> _Exercise task_: Copy the listing from its first line through the line containing "paragraph-continuation: voit la", changing "Output format" to "Response format" and keeping everything else the same.
+-------+
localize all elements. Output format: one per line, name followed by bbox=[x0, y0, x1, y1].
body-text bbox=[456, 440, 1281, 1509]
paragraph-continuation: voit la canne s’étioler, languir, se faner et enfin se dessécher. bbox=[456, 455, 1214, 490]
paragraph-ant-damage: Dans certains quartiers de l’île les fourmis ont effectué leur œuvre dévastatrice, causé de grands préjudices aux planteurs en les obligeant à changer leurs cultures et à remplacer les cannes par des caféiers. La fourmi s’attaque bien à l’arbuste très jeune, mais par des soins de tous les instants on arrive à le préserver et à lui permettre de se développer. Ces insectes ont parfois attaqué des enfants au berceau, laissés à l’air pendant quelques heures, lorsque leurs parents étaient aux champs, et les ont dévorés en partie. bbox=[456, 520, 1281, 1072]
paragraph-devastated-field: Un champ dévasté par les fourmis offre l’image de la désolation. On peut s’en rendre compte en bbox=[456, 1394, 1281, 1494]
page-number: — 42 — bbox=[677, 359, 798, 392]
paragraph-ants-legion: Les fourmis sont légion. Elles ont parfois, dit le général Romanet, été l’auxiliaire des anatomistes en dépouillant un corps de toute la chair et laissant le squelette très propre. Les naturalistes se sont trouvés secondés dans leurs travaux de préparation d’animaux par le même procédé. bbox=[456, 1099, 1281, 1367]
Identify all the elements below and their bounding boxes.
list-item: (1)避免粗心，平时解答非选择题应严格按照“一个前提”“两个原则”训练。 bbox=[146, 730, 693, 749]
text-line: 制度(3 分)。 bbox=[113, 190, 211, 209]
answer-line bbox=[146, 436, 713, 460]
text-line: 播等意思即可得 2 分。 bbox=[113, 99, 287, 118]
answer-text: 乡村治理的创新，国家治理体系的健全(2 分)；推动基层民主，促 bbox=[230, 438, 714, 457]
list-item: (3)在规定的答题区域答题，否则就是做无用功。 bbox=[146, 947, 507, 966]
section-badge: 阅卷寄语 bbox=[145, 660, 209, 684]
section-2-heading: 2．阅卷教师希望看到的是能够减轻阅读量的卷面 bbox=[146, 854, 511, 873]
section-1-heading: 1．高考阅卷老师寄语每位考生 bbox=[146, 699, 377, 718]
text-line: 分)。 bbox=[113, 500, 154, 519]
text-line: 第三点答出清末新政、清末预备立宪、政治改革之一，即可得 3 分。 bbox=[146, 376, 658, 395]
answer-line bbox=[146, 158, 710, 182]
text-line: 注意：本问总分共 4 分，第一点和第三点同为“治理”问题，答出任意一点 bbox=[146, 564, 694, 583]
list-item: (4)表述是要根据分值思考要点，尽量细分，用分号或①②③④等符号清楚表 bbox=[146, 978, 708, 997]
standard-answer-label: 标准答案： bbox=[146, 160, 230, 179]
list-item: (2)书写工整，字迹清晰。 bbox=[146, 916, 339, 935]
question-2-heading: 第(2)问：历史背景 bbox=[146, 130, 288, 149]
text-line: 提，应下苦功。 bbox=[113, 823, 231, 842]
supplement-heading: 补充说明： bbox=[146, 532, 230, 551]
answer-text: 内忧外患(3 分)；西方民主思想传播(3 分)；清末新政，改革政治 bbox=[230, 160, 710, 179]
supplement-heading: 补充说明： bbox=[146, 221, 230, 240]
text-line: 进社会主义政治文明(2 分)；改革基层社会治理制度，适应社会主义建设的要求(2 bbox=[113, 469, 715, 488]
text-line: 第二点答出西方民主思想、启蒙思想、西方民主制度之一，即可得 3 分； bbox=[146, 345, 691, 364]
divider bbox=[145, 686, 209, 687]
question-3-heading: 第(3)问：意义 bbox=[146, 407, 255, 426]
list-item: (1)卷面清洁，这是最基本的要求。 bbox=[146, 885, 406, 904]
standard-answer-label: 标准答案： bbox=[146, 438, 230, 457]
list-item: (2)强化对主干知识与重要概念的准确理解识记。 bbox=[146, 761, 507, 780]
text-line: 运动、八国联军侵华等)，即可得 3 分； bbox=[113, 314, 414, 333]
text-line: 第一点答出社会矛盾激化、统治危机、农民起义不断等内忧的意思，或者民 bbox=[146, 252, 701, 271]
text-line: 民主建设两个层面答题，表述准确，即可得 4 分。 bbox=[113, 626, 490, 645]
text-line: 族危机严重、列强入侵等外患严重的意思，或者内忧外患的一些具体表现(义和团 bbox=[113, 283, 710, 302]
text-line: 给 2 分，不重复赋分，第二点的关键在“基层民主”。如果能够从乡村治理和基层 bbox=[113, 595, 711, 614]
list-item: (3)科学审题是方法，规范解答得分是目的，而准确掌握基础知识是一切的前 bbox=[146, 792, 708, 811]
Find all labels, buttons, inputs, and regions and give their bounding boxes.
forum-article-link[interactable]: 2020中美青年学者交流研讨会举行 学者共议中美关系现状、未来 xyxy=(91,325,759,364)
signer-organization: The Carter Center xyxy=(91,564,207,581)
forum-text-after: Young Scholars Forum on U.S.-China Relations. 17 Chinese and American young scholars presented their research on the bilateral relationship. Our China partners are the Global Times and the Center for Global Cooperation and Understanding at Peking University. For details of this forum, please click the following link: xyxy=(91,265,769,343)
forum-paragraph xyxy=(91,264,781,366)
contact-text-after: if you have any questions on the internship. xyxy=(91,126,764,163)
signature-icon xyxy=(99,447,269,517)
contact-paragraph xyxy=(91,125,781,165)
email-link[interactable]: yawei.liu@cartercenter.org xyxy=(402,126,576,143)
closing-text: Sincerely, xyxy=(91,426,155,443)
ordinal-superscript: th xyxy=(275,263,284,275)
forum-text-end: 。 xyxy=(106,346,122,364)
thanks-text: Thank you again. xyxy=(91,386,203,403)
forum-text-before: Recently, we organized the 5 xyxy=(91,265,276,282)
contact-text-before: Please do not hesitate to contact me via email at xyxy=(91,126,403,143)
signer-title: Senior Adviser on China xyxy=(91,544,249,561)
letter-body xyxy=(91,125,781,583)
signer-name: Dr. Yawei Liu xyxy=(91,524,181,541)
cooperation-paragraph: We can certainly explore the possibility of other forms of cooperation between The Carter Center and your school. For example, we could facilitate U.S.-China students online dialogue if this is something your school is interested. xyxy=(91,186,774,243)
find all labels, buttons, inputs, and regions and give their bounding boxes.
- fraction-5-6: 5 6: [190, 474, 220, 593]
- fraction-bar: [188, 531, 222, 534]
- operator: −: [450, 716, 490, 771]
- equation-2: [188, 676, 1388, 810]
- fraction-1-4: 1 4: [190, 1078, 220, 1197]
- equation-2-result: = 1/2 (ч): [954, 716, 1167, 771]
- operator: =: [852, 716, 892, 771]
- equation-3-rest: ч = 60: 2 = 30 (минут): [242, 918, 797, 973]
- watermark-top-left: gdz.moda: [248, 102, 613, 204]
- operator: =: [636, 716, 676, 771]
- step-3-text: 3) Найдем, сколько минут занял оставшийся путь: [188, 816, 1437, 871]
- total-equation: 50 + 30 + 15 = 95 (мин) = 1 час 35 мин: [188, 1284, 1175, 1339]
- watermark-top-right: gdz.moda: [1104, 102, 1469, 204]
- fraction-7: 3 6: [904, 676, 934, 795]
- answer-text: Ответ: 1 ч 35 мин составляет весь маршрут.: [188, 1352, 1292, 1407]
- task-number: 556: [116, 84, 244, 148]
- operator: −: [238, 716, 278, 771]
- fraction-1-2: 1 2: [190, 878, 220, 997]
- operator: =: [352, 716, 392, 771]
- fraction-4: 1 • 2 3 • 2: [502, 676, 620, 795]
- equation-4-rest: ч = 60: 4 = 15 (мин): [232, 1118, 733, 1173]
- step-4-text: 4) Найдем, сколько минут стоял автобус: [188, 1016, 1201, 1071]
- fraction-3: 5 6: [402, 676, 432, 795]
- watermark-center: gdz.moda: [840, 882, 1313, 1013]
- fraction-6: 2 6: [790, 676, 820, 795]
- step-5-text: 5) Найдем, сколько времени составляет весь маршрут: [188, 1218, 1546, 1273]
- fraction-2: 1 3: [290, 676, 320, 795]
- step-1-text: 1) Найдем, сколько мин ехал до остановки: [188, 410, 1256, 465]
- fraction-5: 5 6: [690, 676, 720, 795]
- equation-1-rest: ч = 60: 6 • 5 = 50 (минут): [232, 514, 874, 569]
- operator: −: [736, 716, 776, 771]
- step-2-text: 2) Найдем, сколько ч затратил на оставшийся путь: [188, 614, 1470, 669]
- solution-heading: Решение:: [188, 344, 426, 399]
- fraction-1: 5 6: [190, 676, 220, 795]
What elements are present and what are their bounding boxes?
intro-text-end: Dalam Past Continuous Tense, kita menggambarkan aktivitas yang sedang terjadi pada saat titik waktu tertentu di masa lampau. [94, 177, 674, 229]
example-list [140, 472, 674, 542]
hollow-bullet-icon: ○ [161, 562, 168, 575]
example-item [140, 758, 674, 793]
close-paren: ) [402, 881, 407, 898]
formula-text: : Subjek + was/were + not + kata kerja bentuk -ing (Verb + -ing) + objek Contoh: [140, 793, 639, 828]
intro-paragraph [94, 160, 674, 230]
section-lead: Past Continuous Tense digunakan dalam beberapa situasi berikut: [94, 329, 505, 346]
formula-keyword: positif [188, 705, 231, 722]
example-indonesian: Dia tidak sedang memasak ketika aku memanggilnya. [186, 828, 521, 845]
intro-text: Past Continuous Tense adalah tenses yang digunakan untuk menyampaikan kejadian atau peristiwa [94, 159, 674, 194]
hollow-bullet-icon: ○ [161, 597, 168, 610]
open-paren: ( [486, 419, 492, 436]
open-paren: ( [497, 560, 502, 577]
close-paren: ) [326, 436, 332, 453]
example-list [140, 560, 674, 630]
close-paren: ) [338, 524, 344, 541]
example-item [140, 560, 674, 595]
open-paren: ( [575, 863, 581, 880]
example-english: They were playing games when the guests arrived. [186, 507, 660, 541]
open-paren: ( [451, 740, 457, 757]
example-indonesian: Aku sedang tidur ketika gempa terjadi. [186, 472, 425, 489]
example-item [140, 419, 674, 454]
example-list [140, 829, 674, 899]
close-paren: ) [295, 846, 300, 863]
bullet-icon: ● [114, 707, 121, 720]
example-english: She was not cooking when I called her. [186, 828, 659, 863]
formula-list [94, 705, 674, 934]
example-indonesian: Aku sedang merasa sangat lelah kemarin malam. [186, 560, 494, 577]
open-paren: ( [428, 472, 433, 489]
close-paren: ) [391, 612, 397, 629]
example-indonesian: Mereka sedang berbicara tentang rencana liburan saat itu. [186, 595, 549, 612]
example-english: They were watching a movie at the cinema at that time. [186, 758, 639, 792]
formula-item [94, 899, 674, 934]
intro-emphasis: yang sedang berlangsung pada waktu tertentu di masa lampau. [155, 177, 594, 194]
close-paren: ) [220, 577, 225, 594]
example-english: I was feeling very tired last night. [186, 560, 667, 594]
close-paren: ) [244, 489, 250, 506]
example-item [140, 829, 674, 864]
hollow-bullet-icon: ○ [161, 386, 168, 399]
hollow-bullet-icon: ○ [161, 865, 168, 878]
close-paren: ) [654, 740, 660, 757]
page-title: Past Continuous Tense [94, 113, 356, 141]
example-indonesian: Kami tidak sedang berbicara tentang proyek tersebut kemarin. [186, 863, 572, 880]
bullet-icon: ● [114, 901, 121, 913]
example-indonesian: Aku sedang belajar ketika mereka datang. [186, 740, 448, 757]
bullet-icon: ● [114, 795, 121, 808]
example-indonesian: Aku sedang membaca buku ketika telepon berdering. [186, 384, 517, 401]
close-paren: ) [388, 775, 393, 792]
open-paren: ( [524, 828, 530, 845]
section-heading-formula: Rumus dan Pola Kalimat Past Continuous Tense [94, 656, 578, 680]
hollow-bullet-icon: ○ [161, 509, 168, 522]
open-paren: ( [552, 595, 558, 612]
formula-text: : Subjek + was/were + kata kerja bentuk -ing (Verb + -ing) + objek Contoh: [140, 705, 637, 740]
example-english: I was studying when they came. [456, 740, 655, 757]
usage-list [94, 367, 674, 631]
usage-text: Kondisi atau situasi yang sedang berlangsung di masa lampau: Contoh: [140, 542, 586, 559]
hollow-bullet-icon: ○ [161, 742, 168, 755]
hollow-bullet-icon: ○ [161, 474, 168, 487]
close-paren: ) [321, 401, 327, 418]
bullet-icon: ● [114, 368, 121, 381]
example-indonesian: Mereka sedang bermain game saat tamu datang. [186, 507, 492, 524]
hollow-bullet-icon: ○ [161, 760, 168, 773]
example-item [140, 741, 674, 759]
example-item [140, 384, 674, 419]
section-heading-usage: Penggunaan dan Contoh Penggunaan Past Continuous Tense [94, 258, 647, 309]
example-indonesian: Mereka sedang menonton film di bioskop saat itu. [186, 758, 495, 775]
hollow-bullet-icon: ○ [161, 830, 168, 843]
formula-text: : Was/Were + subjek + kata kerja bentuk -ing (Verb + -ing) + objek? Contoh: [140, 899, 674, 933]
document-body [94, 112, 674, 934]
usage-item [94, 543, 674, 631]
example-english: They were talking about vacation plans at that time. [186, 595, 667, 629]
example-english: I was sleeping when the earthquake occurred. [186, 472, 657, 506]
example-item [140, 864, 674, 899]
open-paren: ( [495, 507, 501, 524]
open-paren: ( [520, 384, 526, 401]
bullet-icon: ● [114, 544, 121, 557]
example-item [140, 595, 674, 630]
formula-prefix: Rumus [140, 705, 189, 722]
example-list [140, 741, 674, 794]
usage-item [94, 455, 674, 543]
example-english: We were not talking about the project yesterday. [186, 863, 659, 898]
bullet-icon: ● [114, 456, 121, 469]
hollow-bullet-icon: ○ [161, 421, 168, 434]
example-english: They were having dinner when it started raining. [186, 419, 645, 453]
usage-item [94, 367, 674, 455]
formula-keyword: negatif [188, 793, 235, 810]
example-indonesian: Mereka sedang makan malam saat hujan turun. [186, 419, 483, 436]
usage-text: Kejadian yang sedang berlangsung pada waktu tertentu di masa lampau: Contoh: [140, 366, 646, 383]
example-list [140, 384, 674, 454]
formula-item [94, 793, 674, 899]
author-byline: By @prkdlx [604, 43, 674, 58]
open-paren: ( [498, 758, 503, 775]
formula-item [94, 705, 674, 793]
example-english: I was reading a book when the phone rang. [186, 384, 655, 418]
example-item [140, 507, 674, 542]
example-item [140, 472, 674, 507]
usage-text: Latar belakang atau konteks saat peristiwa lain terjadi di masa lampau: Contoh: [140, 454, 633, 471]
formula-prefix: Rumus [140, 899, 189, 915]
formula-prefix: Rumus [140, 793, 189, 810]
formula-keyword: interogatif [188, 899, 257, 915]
+-------+
> _Exercise output_:
localize all elements. Response format: one per line, name followed by bbox=[x0, y0, x1, y1].
body-text bbox=[456, 440, 1281, 1509]
paragraph-continuation: voit la canne s’étioler, languir, se faner et enfin se dessécher. bbox=[456, 455, 1214, 490]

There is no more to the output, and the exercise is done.